Aim of the exercise: The lines from the one holding "Give me the" through the end of the records below are to be written out exactly, and nothing else; pictures are to be left out.

Records shown:
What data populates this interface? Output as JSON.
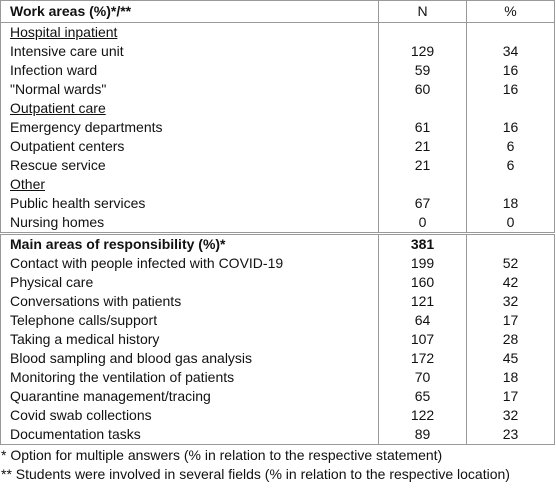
{
  "table": {
    "header": [
      "Work areas (%)*/**",
      "N",
      "%"
    ],
    "groups": [
      {
        "title": "Hospital inpatient",
        "rows": [
          [
            "Intensive care unit",
            129,
            34
          ],
          [
            "Infection ward",
            59,
            16
          ],
          [
            "\"Normal wards\"",
            60,
            16
          ]
        ]
      },
      {
        "title": "Outpatient care",
        "rows": [
          [
            "Emergency departments",
            61,
            16
          ],
          [
            "Outpatient centers",
            21,
            6
          ],
          [
            "Rescue service",
            21,
            6
          ]
        ]
      },
      {
        "title": "Other",
        "rows": [
          [
            "Public health services",
            67,
            18
          ],
          [
            "Nursing homes",
            0,
            0
          ]
        ]
      }
    ],
    "section2": {
      "header": [
        "Main areas of responsibility (%)*",
        381
      ],
      "rows": [
        [
          "Contact with people infected with COVID-19",
          199,
          52
        ],
        [
          "Physical care",
          160,
          42
        ],
        [
          "Conversations with patients",
          121,
          32
        ],
        [
          "Telephone calls/support",
          64,
          17
        ],
        [
          "Taking a medical history",
          107,
          28
        ],
        [
          "Blood sampling and blood gas analysis",
          172,
          45
        ],
        [
          "Monitoring the ventilation of patients",
          70,
          18
        ],
        [
          "Quarantine management/tracing",
          65,
          17
        ],
        [
          "Covid swab collections",
          122,
          32
        ],
        [
          "Documentation tasks",
          89,
          23
        ]
      ]
    }
  },
  "footnotes": [
    "* Option for multiple answers (% in relation to the respective statement)",
    "** Students were involved in several fields (% in relation to the respective location)"
  ]
}
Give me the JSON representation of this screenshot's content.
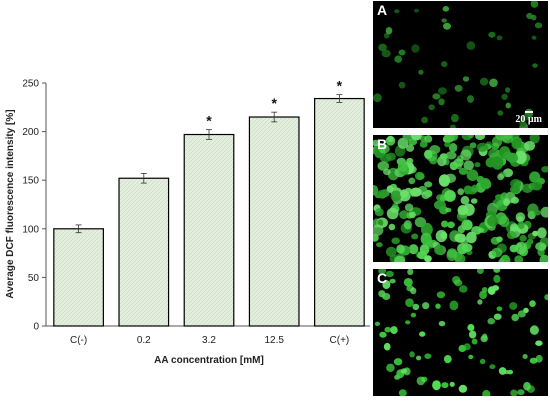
{
  "chart_data": {
    "type": "bar",
    "categories": [
      "C(-)",
      "0.2",
      "3.2",
      "12.5",
      "C(+)"
    ],
    "values": [
      100,
      152,
      197,
      215,
      234
    ],
    "errors": [
      4,
      5,
      5,
      5,
      4
    ],
    "significance": [
      "",
      "",
      "*",
      "*",
      "*"
    ],
    "xlabel": "AA concentration [mM]",
    "ylabel": "Average DCF fluorescence intensity [%]",
    "ylim": [
      0,
      250
    ],
    "yticks": [
      0,
      50,
      100,
      150,
      200,
      250
    ],
    "grid": false,
    "bar_fill": "#e4efdf",
    "bar_edge": "#000000"
  },
  "panels": [
    {
      "letter": "A",
      "density": "sparse, dim green cells",
      "scale_label": "20 µm"
    },
    {
      "letter": "B",
      "density": "dense, bright green cells",
      "scale_label": ""
    },
    {
      "letter": "C",
      "density": "moderate, bright green cells",
      "scale_label": ""
    }
  ]
}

Final answer:
Give me the JSON representation of this screenshot's content.
{
  "chart_data": {
    "type": "bar",
    "categories": [
      "C(-)",
      "0.2",
      "3.2",
      "12.5",
      "C(+)"
    ],
    "values": [
      100,
      152,
      197,
      215,
      234
    ],
    "errors": [
      4,
      5,
      5,
      5,
      4
    ],
    "significance": [
      "",
      "",
      "*",
      "*",
      "*"
    ],
    "xlabel": "AA concentration [mM]",
    "ylabel": "Average DCF fluorescence intensity [%]",
    "ylim": [
      0,
      250
    ],
    "yticks": [
      0,
      50,
      100,
      150,
      200,
      250
    ],
    "grid": false,
    "bar_fill": "#e4efdf",
    "bar_edge": "#000000"
  },
  "panels": [
    {
      "letter": "A",
      "density": "sparse, dim green cells",
      "scale_label": "20 µm"
    },
    {
      "letter": "B",
      "density": "dense, bright green cells",
      "scale_label": ""
    },
    {
      "letter": "C",
      "density": "moderate, bright green cells",
      "scale_label": ""
    }
  ]
}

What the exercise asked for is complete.